TASK DIRECTIONS:
Copy the records below exactly, but leave out any picture they contain.

■ ■ ■ ■

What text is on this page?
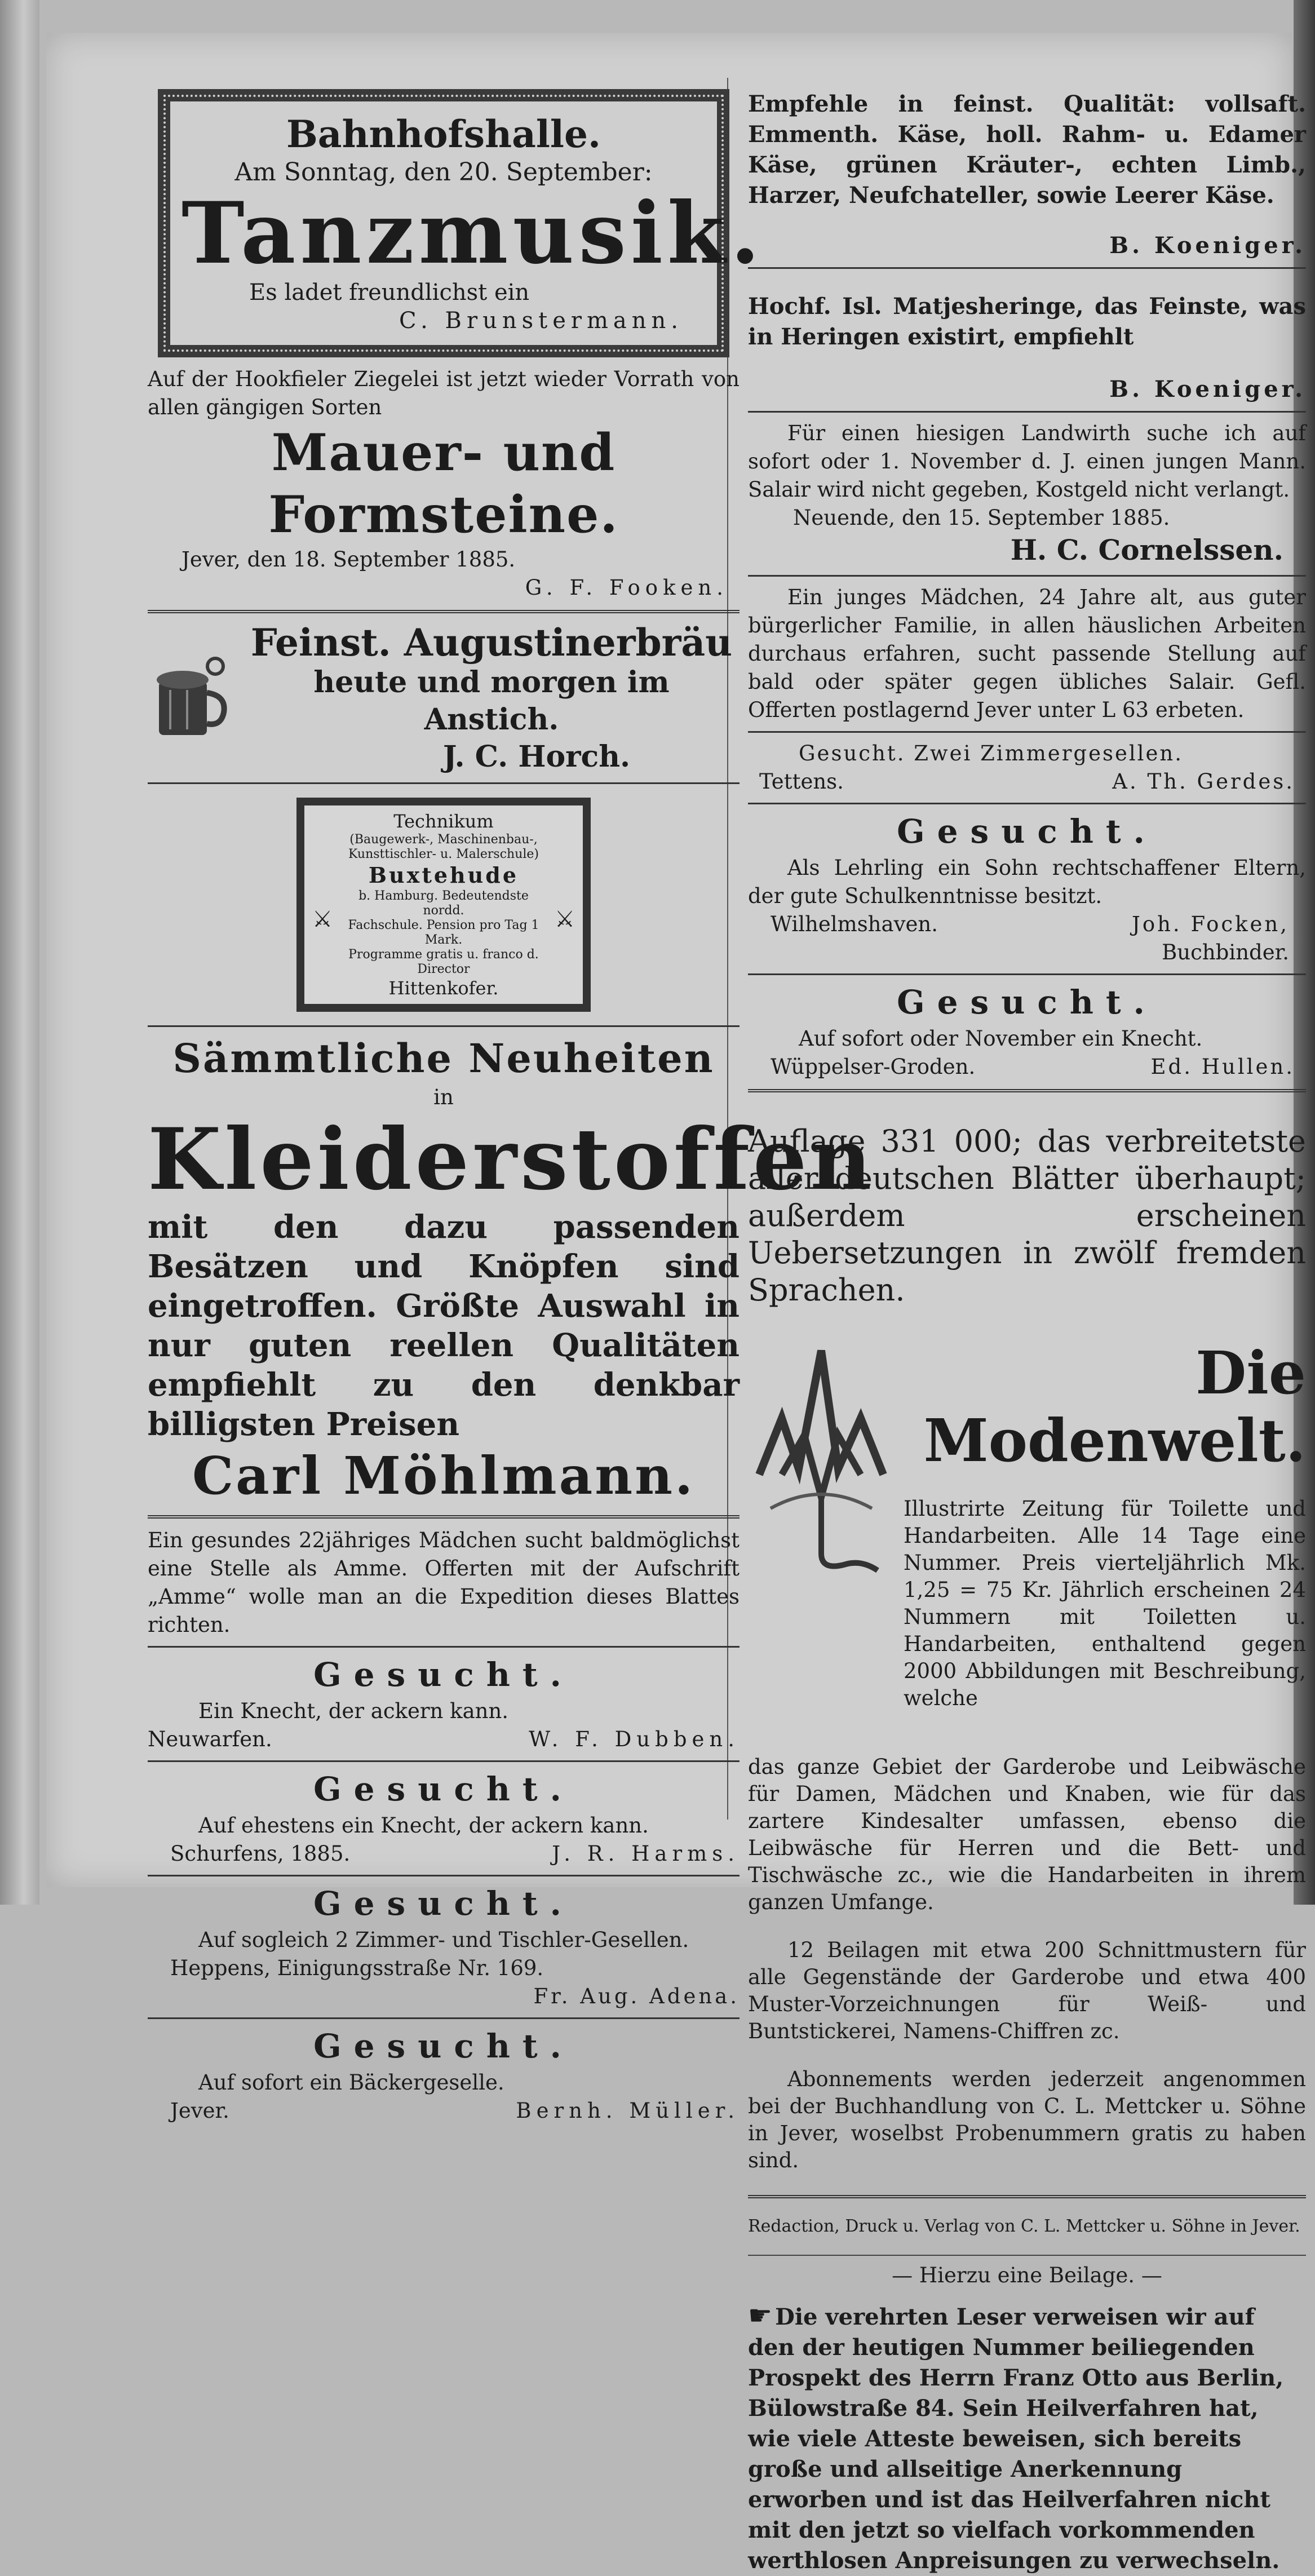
Bahnhofshalle.
Am Sonntag, den 20. September:
Tanzmusik.
Es ladet freundlichst ein
C. Brunstermann.

Auf der Hookfieler Ziegelei ist jetzt wieder Vorrath von allen gängigen Sorten

Mauer- und Formsteine.

Jever, den 18. September 1885.

G. F. Fooken.

Feinst. Augustinerbräu
heute und morgen im Anstich.
J. C. Horch.
Technikum
(Baugewerk-, Maschinenbau-,
Kunsttischler- u. Malerschule)
⚔
Buxtehude
b. Hamburg. Bedeutendste nordd.
Fachschule. Pension pro Tag 1 Mark.
Programme gratis u. franco d. Director
⚔
Hittenkofer.
Sämmtliche Neuheiten
in
Kleiderstoffen
mit den dazu passenden Besätzen und Knöpfen sind eingetroffen. Größte Auswahl in nur guten reellen Qualitäten empfiehlt zu den denkbar billigsten Preisen
Carl Möhlmann.

Ein gesundes 22jähriges Mädchen sucht baldmöglichst eine Stelle als Amme. Offerten mit der Aufschrift „Amme“ wolle man an die Expedition dieses Blattes richten.

Gesucht.

Ein Knecht, der ackern kann.

Neuwarfen.	W. F. Dubben.
Gesucht.

Auf ehestens ein Knecht, der ackern kann.

Schurfens, 1885.	J. R. Harms.
Gesucht.

Auf sogleich 2 Zimmer- und Tischler-Gesellen.

Heppens, Einigungsstraße Nr. 169.

Fr. Aug. Adena.

Gesucht.

Auf sofort ein Bäckergeselle.

Jever.	Bernh. Müller.

Empfehle in feinst. Qualität: vollsaft. Emmenth. Käse, holl. Rahm- u. Edamer Käse, grünen Kräuter-, echten Limb., Harzer, Neufchateller, sowie Leerer Käse.

B. Koeniger.

Hochf. Isl. Matjesheringe, das Feinste, was in Heringen existirt, empfiehlt

B. Koeniger.

Für einen hiesigen Landwirth suche ich auf sofort oder 1. November d. J. einen jungen Mann. Salair wird nicht gegeben, Kostgeld nicht verlangt.

Neuende, den 15. September 1885.

H. C. Cornelssen.

Ein junges Mädchen, 24 Jahre alt, aus guter bürgerlicher Familie, in allen häuslichen Arbeiten durchaus erfahren, sucht passende Stellung auf bald oder später gegen übliches Salair. Gefl. Offerten postlagernd Jever unter L 63 erbeten.

Gesucht. Zwei Zimmergesellen.

Tettens.	A. Th. Gerdes.
Gesucht.

Als Lehrling ein Sohn rechtschaffener Eltern, der gute Schulkenntnisse besitzt.

Wilhelmshaven.	Joh. Focken,

Buchbinder.

Gesucht.

Auf sofort oder November ein Knecht.

Wüppelser-Groden.	Ed. Hullen.

Auflage 331 000; das verbreitetste aller deutschen Blätter überhaupt; außerdem erscheinen Uebersetzungen in zwölf fremden Sprachen.

Die Modenwelt.

Illustrirte Zeitung für Toilette und Handarbeiten. Alle 14 Tage eine Nummer. Preis vierteljährlich Mk. 1,25 = 75 Kr. Jährlich erscheinen 24 Nummern mit Toiletten u. Handarbeiten, enthaltend gegen 2000 Abbildungen mit Beschreibung, welche

das ganze Gebiet der Garderobe und Leibwäsche für Damen, Mädchen und Knaben, wie für das zartere Kindesalter umfassen, ebenso die Leibwäsche für Herren und die Bett- und Tischwäsche zc., wie die Handarbeiten in ihrem ganzen Umfange.

12 Beilagen mit etwa 200 Schnittmustern für alle Gegenstände der Garderobe und etwa 400 Muster-Vorzeichnungen für Weiß- und Buntstickerei, Namens-Chiffren zc.

Abonnements werden jederzeit angenommen bei der Buchhandlung von C. L. Mettcker u. Söhne in Jever, woselbst Probenummern gratis zu haben sind.

Redaction, Druck u. Verlag von C. L. Mettcker u. Söhne in Jever.

— Hierzu eine Beilage. —

☛ Die verehrten Leser verweisen wir auf den der heutigen Nummer beiliegenden Prospekt des Herrn Franz Otto aus Berlin, Bülowstraße 84. Sein Heilverfahren hat, wie viele Atteste beweisen, sich bereits große und allseitige Anerkennung erworben und ist das Heilverfahren nicht mit den jetzt so vielfach vorkommenden werthlosen Anpreisungen zu verwechseln.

■ ■ ■ ■

RESULT OF THIS EXERCISE:
What text is on this page?
Bahnhofshalle.
Am Sonntag, den 20. September:
Tanzmusik.
Es ladet freundlichst ein
C. Brunstermann.

Auf der Hookfieler Ziegelei ist jetzt wieder Vorrath von allen gängigen Sorten

Mauer- und Formsteine.

Jever, den 18. September 1885.

G. F. Fooken.

Feinst. Augustinerbräu
heute und morgen im Anstich.
J. C. Horch.
Technikum
(Baugewerk-, Maschinenbau-,
Kunsttischler- u. Malerschule)
⚔
Buxtehude
b. Hamburg. Bedeutendste nordd.
Fachschule. Pension pro Tag 1 Mark.
Programme gratis u. franco d. Director
⚔
Hittenkofer.
Sämmtliche Neuheiten
in
Kleiderstoffen
mit den dazu passenden Besätzen und Knöpfen sind eingetroffen. Größte Auswahl in nur guten reellen Qualitäten empfiehlt zu den denkbar billigsten Preisen
Carl Möhlmann.

Ein gesundes 22jähriges Mädchen sucht baldmöglichst eine Stelle als Amme. Offerten mit der Aufschrift „Amme“ wolle man an die Expedition dieses Blattes richten.

Gesucht.

Ein Knecht, der ackern kann.

Neuwarfen.	W. F. Dubben.
Gesucht.

Auf ehestens ein Knecht, der ackern kann.

Schurfens, 1885.	J. R. Harms.
Gesucht.

Auf sogleich 2 Zimmer- und Tischler-Gesellen.

Heppens, Einigungsstraße Nr. 169.

Fr. Aug. Adena.

Gesucht.

Auf sofort ein Bäckergeselle.

Jever.	Bernh. Müller.

Empfehle in feinst. Qualität: vollsaft. Emmenth. Käse, holl. Rahm- u. Edamer Käse, grünen Kräuter-, echten Limb., Harzer, Neufchateller, sowie Leerer Käse.

B. Koeniger.

Hochf. Isl. Matjesheringe, das Feinste, was in Heringen existirt, empfiehlt

B. Koeniger.

Für einen hiesigen Landwirth suche ich auf sofort oder 1. November d. J. einen jungen Mann. Salair wird nicht gegeben, Kostgeld nicht verlangt.

Neuende, den 15. September 1885.

H. C. Cornelssen.

Ein junges Mädchen, 24 Jahre alt, aus guter bürgerlicher Familie, in allen häuslichen Arbeiten durchaus erfahren, sucht passende Stellung auf bald oder später gegen übliches Salair. Gefl. Offerten postlagernd Jever unter L 63 erbeten.

Gesucht. Zwei Zimmergesellen.

Tettens.	A. Th. Gerdes.
Gesucht.

Als Lehrling ein Sohn rechtschaffener Eltern, der gute Schulkenntnisse besitzt.

Wilhelmshaven.	Joh. Focken,

Buchbinder.

Gesucht.

Auf sofort oder November ein Knecht.

Wüppelser-Groden.	Ed. Hullen.

Auflage 331 000; das verbreitetste aller deutschen Blätter überhaupt; außerdem erscheinen Uebersetzungen in zwölf fremden Sprachen.

Die Modenwelt.

Illustrirte Zeitung für Toilette und Handarbeiten. Alle 14 Tage eine Nummer. Preis vierteljährlich Mk. 1,25 = 75 Kr. Jährlich erscheinen 24 Nummern mit Toiletten u. Handarbeiten, enthaltend gegen 2000 Abbildungen mit Beschreibung, welche

das ganze Gebiet der Garderobe und Leibwäsche für Damen, Mädchen und Knaben, wie für das zartere Kindesalter umfassen, ebenso die Leibwäsche für Herren und die Bett- und Tischwäsche zc., wie die Handarbeiten in ihrem ganzen Umfange.

12 Beilagen mit etwa 200 Schnittmustern für alle Gegenstände der Garderobe und etwa 400 Muster-Vorzeichnungen für Weiß- und Buntstickerei, Namens-Chiffren zc.

Abonnements werden jederzeit angenommen bei der Buchhandlung von C. L. Mettcker u. Söhne in Jever, woselbst Probenummern gratis zu haben sind.

Redaction, Druck u. Verlag von C. L. Mettcker u. Söhne in Jever.

— Hierzu eine Beilage. —

☛ Die verehrten Leser verweisen wir auf den der heutigen Nummer beiliegenden Prospekt des Herrn Franz Otto aus Berlin, Bülowstraße 84. Sein Heilverfahren hat, wie viele Atteste beweisen, sich bereits große und allseitige Anerkennung erworben und ist das Heilverfahren nicht mit den jetzt so vielfach vorkommenden werthlosen Anpreisungen zu verwechseln.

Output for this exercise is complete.